• Job:
Each line of the listing that contains the word "structure" is to be copied.

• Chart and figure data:
------------------------------------

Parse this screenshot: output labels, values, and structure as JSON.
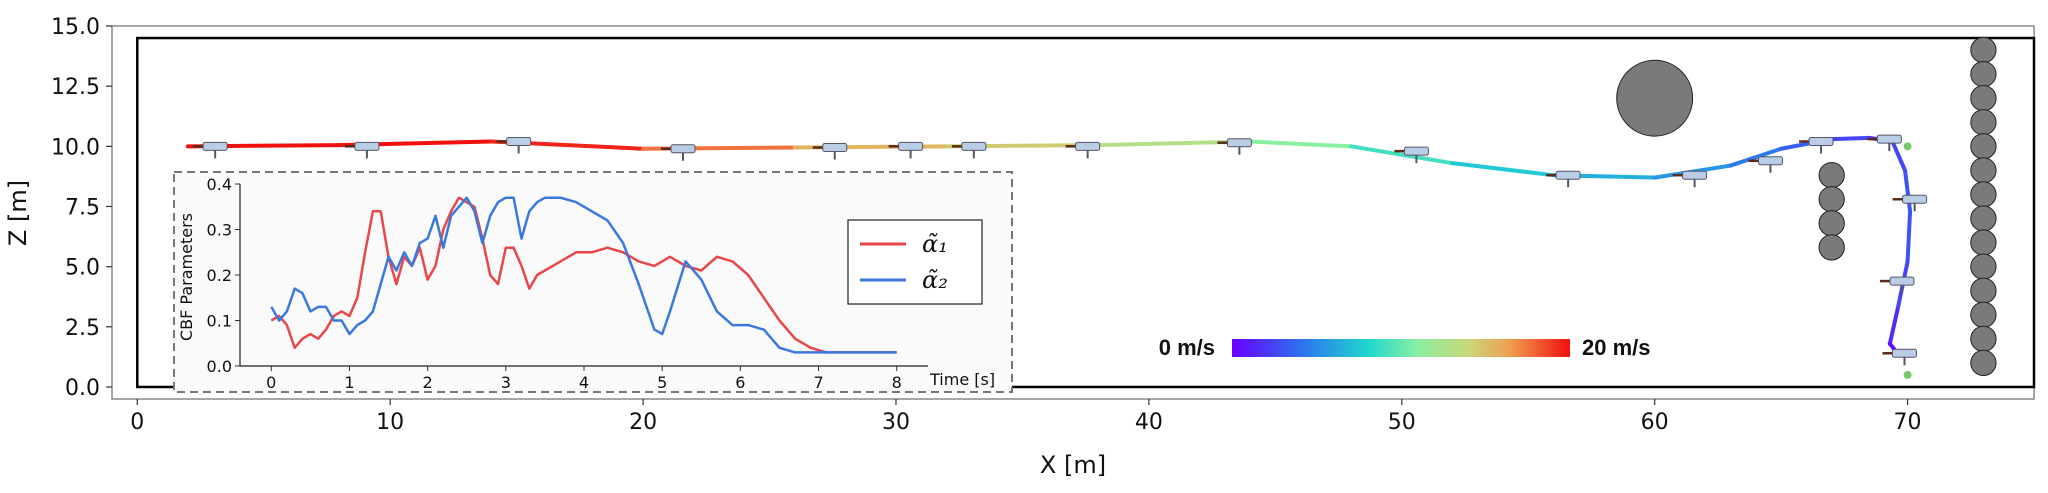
{
  "colors": {
    "alpha1": "#e8474a",
    "alpha2": "#3a78e0",
    "obstacle_fill": "#7a7a7a",
    "drone_body": "#b9cde6",
    "goal_marker": "#76c86a"
  },
  "chart_data": [
    {
      "type": "line",
      "xlabel": "X [m]",
      "ylabel": "Z [m]",
      "xlim": [
        -1,
        75
      ],
      "ylim": [
        -0.5,
        15
      ],
      "xticks": [
        0,
        10,
        20,
        30,
        40,
        50,
        60,
        70
      ],
      "yticks": [
        0.0,
        2.5,
        5.0,
        7.5,
        10.0,
        12.5,
        15.0
      ],
      "xtick_labels": [
        "0",
        "10",
        "20",
        "30",
        "40",
        "50",
        "60",
        "70"
      ],
      "ytick_labels": [
        "0.0",
        "2.5",
        "5.0",
        "7.5",
        "10.0",
        "12.5",
        "15.0"
      ],
      "grid": false,
      "boundary": {
        "x": [
          0,
          75
        ],
        "z": [
          0,
          14.5
        ]
      },
      "trajectory": {
        "x": [
          2,
          8,
          14,
          20,
          26,
          32,
          38,
          44,
          48,
          52,
          56,
          60,
          63,
          65,
          67,
          68.5,
          69.4,
          69.9,
          70.1,
          70.0,
          69.6,
          69.3,
          69.6
        ],
        "z": [
          10.0,
          10.05,
          10.2,
          9.9,
          9.95,
          10.0,
          10.05,
          10.2,
          10.0,
          9.3,
          8.8,
          8.7,
          9.2,
          9.9,
          10.3,
          10.35,
          10.2,
          9.0,
          7.3,
          5.2,
          3.2,
          1.8,
          1.4
        ],
        "speed_ms": [
          20,
          20,
          20,
          19,
          16,
          15,
          14,
          12,
          10,
          8,
          7,
          6,
          5,
          4,
          3,
          2,
          2,
          3,
          3,
          3,
          2,
          1,
          0
        ]
      },
      "drones": [
        {
          "x": 3,
          "z": 10.0
        },
        {
          "x": 9,
          "z": 10.0
        },
        {
          "x": 15,
          "z": 10.2
        },
        {
          "x": 21.5,
          "z": 9.9
        },
        {
          "x": 27.5,
          "z": 9.95
        },
        {
          "x": 30.5,
          "z": 10.0
        },
        {
          "x": 33,
          "z": 10.0
        },
        {
          "x": 37.5,
          "z": 10.0
        },
        {
          "x": 43.5,
          "z": 10.15
        },
        {
          "x": 50.5,
          "z": 9.8
        },
        {
          "x": 56.5,
          "z": 8.8
        },
        {
          "x": 61.5,
          "z": 8.8
        },
        {
          "x": 64.5,
          "z": 9.4
        },
        {
          "x": 66.5,
          "z": 10.2
        },
        {
          "x": 69.2,
          "z": 10.3
        },
        {
          "x": 70.2,
          "z": 7.8
        },
        {
          "x": 69.7,
          "z": 4.4
        },
        {
          "x": 69.8,
          "z": 1.4
        }
      ],
      "goal_points": [
        {
          "x": 70,
          "z": 10.0
        },
        {
          "x": 70,
          "z": 0.5
        }
      ],
      "obstacles": [
        {
          "x": 60,
          "z": 12.0,
          "r": 1.5
        },
        {
          "x": 67.0,
          "z": 8.8,
          "r": 0.5
        },
        {
          "x": 67.0,
          "z": 7.8,
          "r": 0.5
        },
        {
          "x": 67.0,
          "z": 6.8,
          "r": 0.5
        },
        {
          "x": 67.0,
          "z": 5.8,
          "r": 0.5
        },
        {
          "x": 73,
          "z": 14.0,
          "r": 0.5
        },
        {
          "x": 73,
          "z": 13.0,
          "r": 0.5
        },
        {
          "x": 73,
          "z": 12.0,
          "r": 0.5
        },
        {
          "x": 73,
          "z": 11.0,
          "r": 0.5
        },
        {
          "x": 73,
          "z": 10.0,
          "r": 0.5
        },
        {
          "x": 73,
          "z": 9.0,
          "r": 0.5
        },
        {
          "x": 73,
          "z": 8.0,
          "r": 0.5
        },
        {
          "x": 73,
          "z": 7.0,
          "r": 0.5
        },
        {
          "x": 73,
          "z": 6.0,
          "r": 0.5
        },
        {
          "x": 73,
          "z": 5.0,
          "r": 0.5
        },
        {
          "x": 73,
          "z": 4.0,
          "r": 0.5
        },
        {
          "x": 73,
          "z": 3.0,
          "r": 0.5
        },
        {
          "x": 73,
          "z": 2.0,
          "r": 0.5
        },
        {
          "x": 73,
          "z": 1.0,
          "r": 0.5
        }
      ],
      "colorbar": {
        "min_label": "0 m/s",
        "max_label": "20 m/s",
        "min": 0,
        "max": 20
      }
    },
    {
      "type": "line",
      "xlabel": "Time [s]",
      "ylabel": "CBF Parameters",
      "xlim": [
        -0.4,
        8.4
      ],
      "ylim": [
        0.0,
        0.4
      ],
      "xticks": [
        0,
        1,
        2,
        3,
        4,
        5,
        6,
        7,
        8
      ],
      "yticks": [
        0.0,
        0.1,
        0.2,
        0.3,
        0.4
      ],
      "xtick_labels": [
        "0",
        "1",
        "2",
        "3",
        "4",
        "5",
        "6",
        "7",
        "8"
      ],
      "ytick_labels": [
        "0.0",
        "0.1",
        "0.2",
        "0.3",
        "0.4"
      ],
      "legend": "upper right",
      "series": [
        {
          "name": "α̃₁",
          "x": [
            0,
            0.1,
            0.2,
            0.3,
            0.4,
            0.5,
            0.6,
            0.7,
            0.8,
            0.9,
            1.0,
            1.1,
            1.2,
            1.3,
            1.4,
            1.5,
            1.6,
            1.7,
            1.8,
            1.9,
            2.0,
            2.1,
            2.2,
            2.3,
            2.4,
            2.5,
            2.6,
            2.7,
            2.8,
            2.9,
            3.0,
            3.1,
            3.2,
            3.3,
            3.4,
            3.5,
            3.7,
            3.9,
            4.1,
            4.3,
            4.5,
            4.7,
            4.9,
            5.1,
            5.3,
            5.5,
            5.7,
            5.9,
            6.1,
            6.3,
            6.5,
            6.7,
            6.9,
            7.1,
            7.3,
            7.5,
            8.0
          ],
          "values": [
            0.1,
            0.11,
            0.09,
            0.04,
            0.06,
            0.07,
            0.06,
            0.08,
            0.11,
            0.12,
            0.11,
            0.15,
            0.25,
            0.34,
            0.34,
            0.24,
            0.18,
            0.24,
            0.22,
            0.26,
            0.19,
            0.22,
            0.3,
            0.34,
            0.37,
            0.36,
            0.35,
            0.28,
            0.2,
            0.18,
            0.26,
            0.26,
            0.22,
            0.17,
            0.2,
            0.21,
            0.23,
            0.25,
            0.25,
            0.26,
            0.25,
            0.23,
            0.22,
            0.24,
            0.22,
            0.21,
            0.24,
            0.23,
            0.2,
            0.15,
            0.1,
            0.06,
            0.04,
            0.03,
            0.03,
            0.03,
            0.03
          ]
        },
        {
          "name": "α̃₂",
          "x": [
            0,
            0.1,
            0.2,
            0.3,
            0.4,
            0.5,
            0.6,
            0.7,
            0.8,
            0.9,
            1.0,
            1.1,
            1.2,
            1.3,
            1.4,
            1.5,
            1.6,
            1.7,
            1.8,
            1.9,
            2.0,
            2.1,
            2.2,
            2.3,
            2.4,
            2.5,
            2.6,
            2.7,
            2.8,
            2.9,
            3.0,
            3.1,
            3.2,
            3.3,
            3.4,
            3.5,
            3.7,
            3.9,
            4.1,
            4.3,
            4.5,
            4.7,
            4.9,
            5.0,
            5.1,
            5.3,
            5.5,
            5.7,
            5.9,
            6.1,
            6.3,
            6.5,
            6.7,
            6.9,
            7.1,
            7.3,
            7.5,
            8.0
          ],
          "values": [
            0.13,
            0.1,
            0.12,
            0.17,
            0.16,
            0.12,
            0.13,
            0.13,
            0.1,
            0.1,
            0.07,
            0.09,
            0.1,
            0.12,
            0.18,
            0.24,
            0.21,
            0.25,
            0.22,
            0.27,
            0.28,
            0.33,
            0.26,
            0.33,
            0.35,
            0.37,
            0.34,
            0.27,
            0.33,
            0.36,
            0.37,
            0.37,
            0.28,
            0.34,
            0.36,
            0.37,
            0.37,
            0.36,
            0.34,
            0.32,
            0.27,
            0.18,
            0.08,
            0.07,
            0.12,
            0.23,
            0.19,
            0.12,
            0.09,
            0.09,
            0.08,
            0.04,
            0.03,
            0.03,
            0.03,
            0.03,
            0.03,
            0.03
          ]
        }
      ]
    }
  ]
}
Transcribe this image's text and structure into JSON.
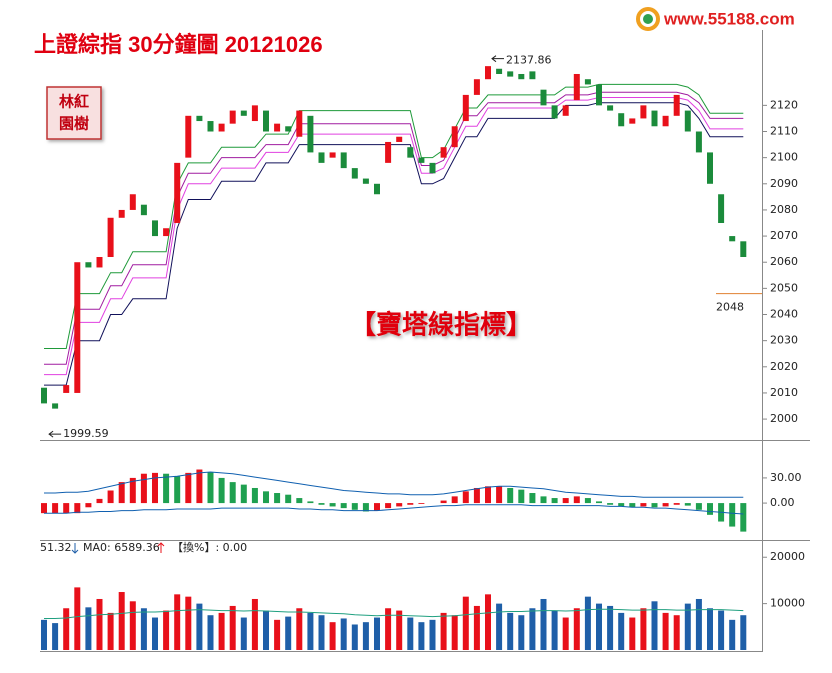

------------------------------------

• Answer for this exercise:
Parse this screenshot: output labels, values, and structure as JSON.
Transcribe this image's text and structure into JSON.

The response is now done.